── Source records ──
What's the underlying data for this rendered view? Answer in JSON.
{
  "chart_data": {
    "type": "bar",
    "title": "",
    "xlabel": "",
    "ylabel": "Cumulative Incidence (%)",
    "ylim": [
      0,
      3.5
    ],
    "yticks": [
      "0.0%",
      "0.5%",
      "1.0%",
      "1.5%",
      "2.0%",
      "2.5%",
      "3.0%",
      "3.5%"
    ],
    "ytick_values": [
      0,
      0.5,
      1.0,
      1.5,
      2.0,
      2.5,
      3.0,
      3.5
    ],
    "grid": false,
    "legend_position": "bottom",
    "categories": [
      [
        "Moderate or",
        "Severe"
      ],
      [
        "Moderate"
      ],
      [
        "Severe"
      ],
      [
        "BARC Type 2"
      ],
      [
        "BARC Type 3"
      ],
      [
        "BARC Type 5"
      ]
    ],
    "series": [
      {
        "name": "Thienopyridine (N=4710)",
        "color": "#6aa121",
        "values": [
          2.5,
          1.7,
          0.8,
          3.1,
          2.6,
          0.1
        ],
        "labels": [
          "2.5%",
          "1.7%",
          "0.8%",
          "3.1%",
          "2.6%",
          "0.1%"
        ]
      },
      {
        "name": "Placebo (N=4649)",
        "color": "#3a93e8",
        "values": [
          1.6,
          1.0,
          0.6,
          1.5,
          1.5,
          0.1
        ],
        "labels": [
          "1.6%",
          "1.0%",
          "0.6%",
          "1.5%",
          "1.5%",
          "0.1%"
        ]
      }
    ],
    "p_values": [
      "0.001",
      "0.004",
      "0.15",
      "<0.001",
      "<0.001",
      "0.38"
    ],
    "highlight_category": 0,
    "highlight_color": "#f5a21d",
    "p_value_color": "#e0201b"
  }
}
───
• _Your task_
Make an exact copy of every line in the data.

• _Worked answer_
What's the underlying data for this rendered view? Answer in JSON.
{
  "chart_data": {
    "type": "bar",
    "title": "",
    "xlabel": "",
    "ylabel": "Cumulative Incidence (%)",
    "ylim": [
      0,
      3.5
    ],
    "yticks": [
      "0.0%",
      "0.5%",
      "1.0%",
      "1.5%",
      "2.0%",
      "2.5%",
      "3.0%",
      "3.5%"
    ],
    "ytick_values": [
      0,
      0.5,
      1.0,
      1.5,
      2.0,
      2.5,
      3.0,
      3.5
    ],
    "grid": false,
    "legend_position": "bottom",
    "categories": [
      [
        "Moderate or",
        "Severe"
      ],
      [
        "Moderate"
      ],
      [
        "Severe"
      ],
      [
        "BARC Type 2"
      ],
      [
        "BARC Type 3"
      ],
      [
        "BARC Type 5"
      ]
    ],
    "series": [
      {
        "name": "Thienopyridine (N=4710)",
        "color": "#6aa121",
        "values": [
          2.5,
          1.7,
          0.8,
          3.1,
          2.6,
          0.1
        ],
        "labels": [
          "2.5%",
          "1.7%",
          "0.8%",
          "3.1%",
          "2.6%",
          "0.1%"
        ]
      },
      {
        "name": "Placebo (N=4649)",
        "color": "#3a93e8",
        "values": [
          1.6,
          1.0,
          0.6,
          1.5,
          1.5,
          0.1
        ],
        "labels": [
          "1.6%",
          "1.0%",
          "0.6%",
          "1.5%",
          "1.5%",
          "0.1%"
        ]
      }
    ],
    "p_values": [
      "0.001",
      "0.004",
      "0.15",
      "<0.001",
      "<0.001",
      "0.38"
    ],
    "highlight_category": 0,
    "highlight_color": "#f5a21d",
    "p_value_color": "#e0201b"
  }
}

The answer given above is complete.